Figure record extracts:
::::

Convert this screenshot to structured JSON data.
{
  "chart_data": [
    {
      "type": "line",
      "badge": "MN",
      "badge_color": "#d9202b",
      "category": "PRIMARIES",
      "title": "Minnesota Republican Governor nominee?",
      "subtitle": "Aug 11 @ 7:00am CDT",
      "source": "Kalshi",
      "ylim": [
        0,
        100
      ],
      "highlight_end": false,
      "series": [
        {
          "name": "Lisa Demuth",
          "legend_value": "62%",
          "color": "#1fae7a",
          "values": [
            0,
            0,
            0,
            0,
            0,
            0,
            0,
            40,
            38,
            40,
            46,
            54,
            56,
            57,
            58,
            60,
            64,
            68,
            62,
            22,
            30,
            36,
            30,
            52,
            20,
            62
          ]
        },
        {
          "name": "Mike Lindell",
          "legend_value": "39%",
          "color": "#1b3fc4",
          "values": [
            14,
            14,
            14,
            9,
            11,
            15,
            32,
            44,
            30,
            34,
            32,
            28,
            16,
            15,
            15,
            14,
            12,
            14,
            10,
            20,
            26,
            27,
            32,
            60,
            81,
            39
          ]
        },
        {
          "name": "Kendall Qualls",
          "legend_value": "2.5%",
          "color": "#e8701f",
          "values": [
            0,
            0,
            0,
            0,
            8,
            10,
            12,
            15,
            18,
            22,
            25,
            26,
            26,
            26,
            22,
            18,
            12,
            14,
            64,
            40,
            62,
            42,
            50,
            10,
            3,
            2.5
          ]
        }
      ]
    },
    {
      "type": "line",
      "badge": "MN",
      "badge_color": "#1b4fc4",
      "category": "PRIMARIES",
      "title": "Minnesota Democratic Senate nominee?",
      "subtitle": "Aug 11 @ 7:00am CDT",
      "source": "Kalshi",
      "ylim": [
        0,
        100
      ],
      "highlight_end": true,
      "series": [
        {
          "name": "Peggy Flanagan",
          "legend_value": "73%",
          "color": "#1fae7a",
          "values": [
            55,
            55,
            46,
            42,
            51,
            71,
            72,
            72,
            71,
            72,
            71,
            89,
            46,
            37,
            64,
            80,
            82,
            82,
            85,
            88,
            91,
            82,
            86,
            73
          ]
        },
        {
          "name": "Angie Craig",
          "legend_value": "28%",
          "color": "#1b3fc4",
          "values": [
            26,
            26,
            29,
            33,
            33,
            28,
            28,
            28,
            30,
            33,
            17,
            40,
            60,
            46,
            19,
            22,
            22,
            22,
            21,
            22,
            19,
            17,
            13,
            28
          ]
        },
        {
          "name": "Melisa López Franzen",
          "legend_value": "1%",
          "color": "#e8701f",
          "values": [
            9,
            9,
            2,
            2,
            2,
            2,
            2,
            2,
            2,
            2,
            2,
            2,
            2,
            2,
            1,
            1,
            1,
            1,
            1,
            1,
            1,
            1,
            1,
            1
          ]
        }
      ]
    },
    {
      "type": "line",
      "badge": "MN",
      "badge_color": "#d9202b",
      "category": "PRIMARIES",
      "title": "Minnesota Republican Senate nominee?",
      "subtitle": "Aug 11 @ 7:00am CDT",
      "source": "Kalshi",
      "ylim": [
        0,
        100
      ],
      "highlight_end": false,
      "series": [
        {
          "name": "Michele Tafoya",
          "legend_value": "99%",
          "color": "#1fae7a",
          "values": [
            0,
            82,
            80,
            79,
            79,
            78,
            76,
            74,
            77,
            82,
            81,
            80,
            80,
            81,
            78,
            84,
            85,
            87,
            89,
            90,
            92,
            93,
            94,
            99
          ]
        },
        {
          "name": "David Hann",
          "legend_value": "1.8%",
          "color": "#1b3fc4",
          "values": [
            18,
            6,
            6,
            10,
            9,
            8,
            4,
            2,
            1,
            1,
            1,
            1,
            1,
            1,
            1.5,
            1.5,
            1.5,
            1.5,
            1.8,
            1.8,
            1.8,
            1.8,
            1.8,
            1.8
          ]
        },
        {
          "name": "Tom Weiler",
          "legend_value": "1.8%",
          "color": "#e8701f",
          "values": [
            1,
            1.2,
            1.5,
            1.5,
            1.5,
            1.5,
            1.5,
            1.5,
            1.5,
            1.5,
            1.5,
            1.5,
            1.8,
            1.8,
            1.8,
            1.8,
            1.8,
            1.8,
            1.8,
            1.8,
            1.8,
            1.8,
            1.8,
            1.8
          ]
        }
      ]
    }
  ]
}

::::

Task to complete: Please copy out each record, character for character.

Task answer:
Convert this screenshot to structured JSON data.
{
  "chart_data": [
    {
      "type": "line",
      "badge": "MN",
      "badge_color": "#d9202b",
      "category": "PRIMARIES",
      "title": "Minnesota Republican Governor nominee?",
      "subtitle": "Aug 11 @ 7:00am CDT",
      "source": "Kalshi",
      "ylim": [
        0,
        100
      ],
      "highlight_end": false,
      "series": [
        {
          "name": "Lisa Demuth",
          "legend_value": "62%",
          "color": "#1fae7a",
          "values": [
            0,
            0,
            0,
            0,
            0,
            0,
            0,
            40,
            38,
            40,
            46,
            54,
            56,
            57,
            58,
            60,
            64,
            68,
            62,
            22,
            30,
            36,
            30,
            52,
            20,
            62
          ]
        },
        {
          "name": "Mike Lindell",
          "legend_value": "39%",
          "color": "#1b3fc4",
          "values": [
            14,
            14,
            14,
            9,
            11,
            15,
            32,
            44,
            30,
            34,
            32,
            28,
            16,
            15,
            15,
            14,
            12,
            14,
            10,
            20,
            26,
            27,
            32,
            60,
            81,
            39
          ]
        },
        {
          "name": "Kendall Qualls",
          "legend_value": "2.5%",
          "color": "#e8701f",
          "values": [
            0,
            0,
            0,
            0,
            8,
            10,
            12,
            15,
            18,
            22,
            25,
            26,
            26,
            26,
            22,
            18,
            12,
            14,
            64,
            40,
            62,
            42,
            50,
            10,
            3,
            2.5
          ]
        }
      ]
    },
    {
      "type": "line",
      "badge": "MN",
      "badge_color": "#1b4fc4",
      "category": "PRIMARIES",
      "title": "Minnesota Democratic Senate nominee?",
      "subtitle": "Aug 11 @ 7:00am CDT",
      "source": "Kalshi",
      "ylim": [
        0,
        100
      ],
      "highlight_end": true,
      "series": [
        {
          "name": "Peggy Flanagan",
          "legend_value": "73%",
          "color": "#1fae7a",
          "values": [
            55,
            55,
            46,
            42,
            51,
            71,
            72,
            72,
            71,
            72,
            71,
            89,
            46,
            37,
            64,
            80,
            82,
            82,
            85,
            88,
            91,
            82,
            86,
            73
          ]
        },
        {
          "name": "Angie Craig",
          "legend_value": "28%",
          "color": "#1b3fc4",
          "values": [
            26,
            26,
            29,
            33,
            33,
            28,
            28,
            28,
            30,
            33,
            17,
            40,
            60,
            46,
            19,
            22,
            22,
            22,
            21,
            22,
            19,
            17,
            13,
            28
          ]
        },
        {
          "name": "Melisa López Franzen",
          "legend_value": "1%",
          "color": "#e8701f",
          "values": [
            9,
            9,
            2,
            2,
            2,
            2,
            2,
            2,
            2,
            2,
            2,
            2,
            2,
            2,
            1,
            1,
            1,
            1,
            1,
            1,
            1,
            1,
            1,
            1
          ]
        }
      ]
    },
    {
      "type": "line",
      "badge": "MN",
      "badge_color": "#d9202b",
      "category": "PRIMARIES",
      "title": "Minnesota Republican Senate nominee?",
      "subtitle": "Aug 11 @ 7:00am CDT",
      "source": "Kalshi",
      "ylim": [
        0,
        100
      ],
      "highlight_end": false,
      "series": [
        {
          "name": "Michele Tafoya",
          "legend_value": "99%",
          "color": "#1fae7a",
          "values": [
            0,
            82,
            80,
            79,
            79,
            78,
            76,
            74,
            77,
            82,
            81,
            80,
            80,
            81,
            78,
            84,
            85,
            87,
            89,
            90,
            92,
            93,
            94,
            99
          ]
        },
        {
          "name": "David Hann",
          "legend_value": "1.8%",
          "color": "#1b3fc4",
          "values": [
            18,
            6,
            6,
            10,
            9,
            8,
            4,
            2,
            1,
            1,
            1,
            1,
            1,
            1,
            1.5,
            1.5,
            1.5,
            1.5,
            1.8,
            1.8,
            1.8,
            1.8,
            1.8,
            1.8
          ]
        },
        {
          "name": "Tom Weiler",
          "legend_value": "1.8%",
          "color": "#e8701f",
          "values": [
            1,
            1.2,
            1.5,
            1.5,
            1.5,
            1.5,
            1.5,
            1.5,
            1.5,
            1.5,
            1.5,
            1.5,
            1.8,
            1.8,
            1.8,
            1.8,
            1.8,
            1.8,
            1.8,
            1.8,
            1.8,
            1.8,
            1.8,
            1.8
          ]
        }
      ]
    }
  ]
}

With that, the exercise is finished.